WHAT THE TASK ASKS: Below are records; count the lines that contain "назначения" and give only the total.

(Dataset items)
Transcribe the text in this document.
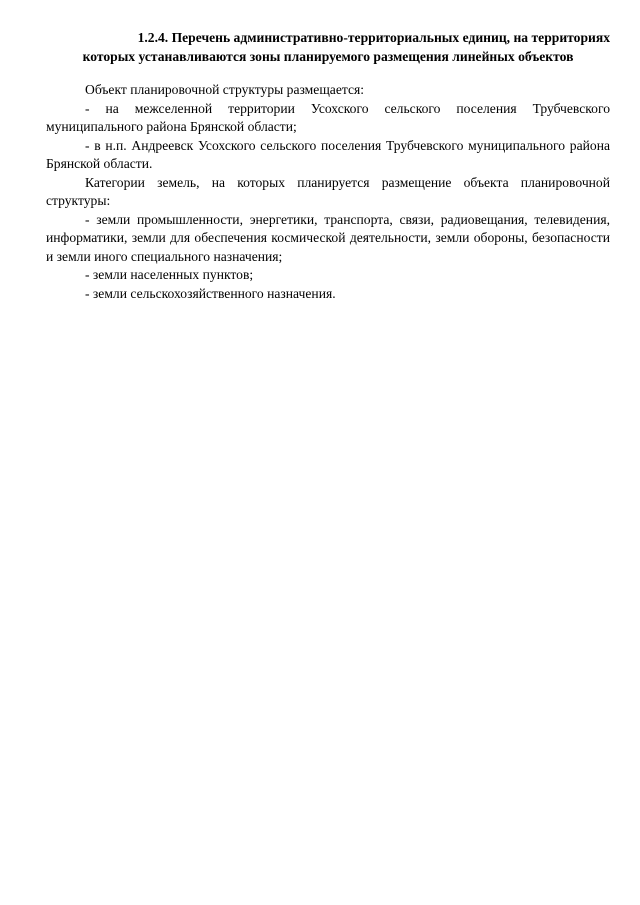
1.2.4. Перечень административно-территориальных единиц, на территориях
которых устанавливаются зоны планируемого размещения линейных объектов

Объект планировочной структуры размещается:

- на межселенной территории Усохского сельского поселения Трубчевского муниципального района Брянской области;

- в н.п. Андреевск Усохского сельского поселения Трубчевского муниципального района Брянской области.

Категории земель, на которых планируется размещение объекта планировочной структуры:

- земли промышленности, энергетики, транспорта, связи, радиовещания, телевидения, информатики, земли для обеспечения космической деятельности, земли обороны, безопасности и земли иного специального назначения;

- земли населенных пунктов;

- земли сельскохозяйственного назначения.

FULL RESPONSE: 2